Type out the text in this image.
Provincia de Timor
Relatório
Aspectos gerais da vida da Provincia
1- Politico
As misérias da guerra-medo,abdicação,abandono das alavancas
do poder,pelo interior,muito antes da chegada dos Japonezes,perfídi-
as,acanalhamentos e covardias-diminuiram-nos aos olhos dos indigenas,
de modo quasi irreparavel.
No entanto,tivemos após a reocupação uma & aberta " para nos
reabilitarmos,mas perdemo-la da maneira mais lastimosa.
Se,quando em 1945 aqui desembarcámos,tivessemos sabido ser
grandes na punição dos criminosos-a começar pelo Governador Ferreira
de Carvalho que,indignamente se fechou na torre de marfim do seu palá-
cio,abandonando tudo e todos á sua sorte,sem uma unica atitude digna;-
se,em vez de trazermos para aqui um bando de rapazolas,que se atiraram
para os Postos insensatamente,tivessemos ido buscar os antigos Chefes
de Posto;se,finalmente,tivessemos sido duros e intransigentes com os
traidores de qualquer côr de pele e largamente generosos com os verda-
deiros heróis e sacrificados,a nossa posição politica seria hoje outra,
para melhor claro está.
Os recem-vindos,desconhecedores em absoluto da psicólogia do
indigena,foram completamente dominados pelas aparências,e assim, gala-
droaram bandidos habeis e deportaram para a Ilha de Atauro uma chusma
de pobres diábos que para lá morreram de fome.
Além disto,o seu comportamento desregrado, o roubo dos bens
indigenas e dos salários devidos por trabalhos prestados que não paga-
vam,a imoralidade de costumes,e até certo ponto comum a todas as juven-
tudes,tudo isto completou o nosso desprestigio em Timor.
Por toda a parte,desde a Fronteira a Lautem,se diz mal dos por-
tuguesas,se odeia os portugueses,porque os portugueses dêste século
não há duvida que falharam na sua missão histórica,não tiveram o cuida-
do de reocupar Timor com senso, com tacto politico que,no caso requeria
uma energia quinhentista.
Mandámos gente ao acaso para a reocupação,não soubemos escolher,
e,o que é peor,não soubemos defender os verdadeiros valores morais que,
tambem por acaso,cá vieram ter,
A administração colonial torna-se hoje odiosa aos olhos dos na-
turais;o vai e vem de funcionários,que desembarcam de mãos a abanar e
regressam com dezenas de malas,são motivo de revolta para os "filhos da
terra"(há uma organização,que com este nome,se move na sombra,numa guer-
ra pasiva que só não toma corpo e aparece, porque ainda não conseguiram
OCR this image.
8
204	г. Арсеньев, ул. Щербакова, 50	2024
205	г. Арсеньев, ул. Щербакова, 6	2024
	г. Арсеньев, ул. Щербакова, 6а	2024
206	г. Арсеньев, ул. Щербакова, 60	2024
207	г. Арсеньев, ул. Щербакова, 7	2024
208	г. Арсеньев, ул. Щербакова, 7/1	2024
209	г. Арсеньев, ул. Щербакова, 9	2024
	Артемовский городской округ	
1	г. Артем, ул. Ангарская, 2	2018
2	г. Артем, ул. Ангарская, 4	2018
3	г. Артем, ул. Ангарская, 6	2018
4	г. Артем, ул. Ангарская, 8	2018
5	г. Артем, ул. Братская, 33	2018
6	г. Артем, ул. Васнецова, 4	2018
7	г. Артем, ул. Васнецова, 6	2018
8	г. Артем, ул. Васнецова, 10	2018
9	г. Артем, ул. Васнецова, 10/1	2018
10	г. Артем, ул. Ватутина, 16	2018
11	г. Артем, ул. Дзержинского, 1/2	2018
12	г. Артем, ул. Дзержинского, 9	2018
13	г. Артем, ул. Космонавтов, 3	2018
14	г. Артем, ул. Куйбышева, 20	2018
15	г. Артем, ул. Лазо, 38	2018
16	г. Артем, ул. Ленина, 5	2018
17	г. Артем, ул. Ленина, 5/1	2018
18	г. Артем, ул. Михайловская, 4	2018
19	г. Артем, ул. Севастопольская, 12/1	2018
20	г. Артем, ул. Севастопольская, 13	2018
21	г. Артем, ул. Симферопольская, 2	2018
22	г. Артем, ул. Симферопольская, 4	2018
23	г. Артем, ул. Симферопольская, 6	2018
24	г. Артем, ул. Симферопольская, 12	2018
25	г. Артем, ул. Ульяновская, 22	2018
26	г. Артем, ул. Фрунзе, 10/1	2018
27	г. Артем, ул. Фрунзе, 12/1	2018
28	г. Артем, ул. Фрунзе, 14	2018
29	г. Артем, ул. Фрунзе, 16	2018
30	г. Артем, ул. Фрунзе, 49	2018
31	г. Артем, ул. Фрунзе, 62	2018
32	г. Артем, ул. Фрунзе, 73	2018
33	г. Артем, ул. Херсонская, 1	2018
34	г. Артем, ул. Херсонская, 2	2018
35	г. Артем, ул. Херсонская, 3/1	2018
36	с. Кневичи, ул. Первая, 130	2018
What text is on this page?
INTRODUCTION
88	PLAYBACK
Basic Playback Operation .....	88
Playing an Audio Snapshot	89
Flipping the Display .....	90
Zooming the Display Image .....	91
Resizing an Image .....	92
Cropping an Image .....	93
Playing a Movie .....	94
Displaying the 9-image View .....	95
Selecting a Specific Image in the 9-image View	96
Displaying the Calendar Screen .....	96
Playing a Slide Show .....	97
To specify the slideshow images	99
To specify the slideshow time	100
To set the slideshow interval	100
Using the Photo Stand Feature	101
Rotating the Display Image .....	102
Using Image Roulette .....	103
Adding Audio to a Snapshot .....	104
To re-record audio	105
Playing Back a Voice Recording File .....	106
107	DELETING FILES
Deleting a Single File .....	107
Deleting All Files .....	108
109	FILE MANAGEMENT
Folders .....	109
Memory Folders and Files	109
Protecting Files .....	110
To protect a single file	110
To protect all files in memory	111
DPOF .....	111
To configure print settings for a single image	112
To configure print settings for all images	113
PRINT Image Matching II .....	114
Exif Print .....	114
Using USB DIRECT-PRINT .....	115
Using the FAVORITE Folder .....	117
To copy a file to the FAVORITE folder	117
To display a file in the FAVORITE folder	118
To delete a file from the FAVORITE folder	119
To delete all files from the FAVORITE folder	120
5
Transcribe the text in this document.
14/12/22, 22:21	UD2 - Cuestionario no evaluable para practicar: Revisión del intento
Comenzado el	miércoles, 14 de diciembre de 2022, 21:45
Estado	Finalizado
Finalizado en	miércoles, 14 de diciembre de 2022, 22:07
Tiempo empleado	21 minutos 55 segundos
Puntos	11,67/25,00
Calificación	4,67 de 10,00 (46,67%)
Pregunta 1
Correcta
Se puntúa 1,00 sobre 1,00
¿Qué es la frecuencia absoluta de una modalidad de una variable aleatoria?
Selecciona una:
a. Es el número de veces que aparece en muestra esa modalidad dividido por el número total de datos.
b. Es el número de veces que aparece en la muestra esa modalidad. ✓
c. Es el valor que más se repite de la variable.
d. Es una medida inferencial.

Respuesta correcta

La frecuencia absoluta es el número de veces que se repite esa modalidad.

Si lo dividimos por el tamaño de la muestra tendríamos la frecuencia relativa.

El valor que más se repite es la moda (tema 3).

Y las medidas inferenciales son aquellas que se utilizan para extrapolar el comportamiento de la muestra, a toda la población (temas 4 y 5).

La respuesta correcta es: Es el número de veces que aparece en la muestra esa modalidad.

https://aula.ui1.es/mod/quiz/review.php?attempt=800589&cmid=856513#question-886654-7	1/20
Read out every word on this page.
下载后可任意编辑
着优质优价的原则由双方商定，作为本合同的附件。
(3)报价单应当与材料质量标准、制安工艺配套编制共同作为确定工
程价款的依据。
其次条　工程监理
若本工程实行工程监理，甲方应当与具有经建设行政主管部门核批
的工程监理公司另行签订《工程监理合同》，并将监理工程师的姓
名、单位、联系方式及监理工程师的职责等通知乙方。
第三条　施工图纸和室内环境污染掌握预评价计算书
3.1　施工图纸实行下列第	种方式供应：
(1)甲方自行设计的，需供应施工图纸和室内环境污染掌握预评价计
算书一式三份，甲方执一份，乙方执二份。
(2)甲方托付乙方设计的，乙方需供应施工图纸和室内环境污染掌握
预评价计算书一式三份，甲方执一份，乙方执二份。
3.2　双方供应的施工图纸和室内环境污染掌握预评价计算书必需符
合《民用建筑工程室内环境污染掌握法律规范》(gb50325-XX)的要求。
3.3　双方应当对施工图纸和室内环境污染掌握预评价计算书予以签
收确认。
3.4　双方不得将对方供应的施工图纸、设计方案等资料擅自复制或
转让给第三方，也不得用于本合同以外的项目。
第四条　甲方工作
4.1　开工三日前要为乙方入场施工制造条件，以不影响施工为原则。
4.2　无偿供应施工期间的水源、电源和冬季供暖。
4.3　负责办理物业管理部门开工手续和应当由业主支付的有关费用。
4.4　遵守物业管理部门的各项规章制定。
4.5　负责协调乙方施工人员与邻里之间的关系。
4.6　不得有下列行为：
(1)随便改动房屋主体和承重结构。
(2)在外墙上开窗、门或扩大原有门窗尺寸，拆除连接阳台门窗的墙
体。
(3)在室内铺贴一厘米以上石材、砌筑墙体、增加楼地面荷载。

+-------+

Copy out all lines that carry the word "乙方执二份".

Response:
算书一式三份，甲方执一份，乙方执二份。
预评价计算书一式三份，甲方执一份，乙方执二份。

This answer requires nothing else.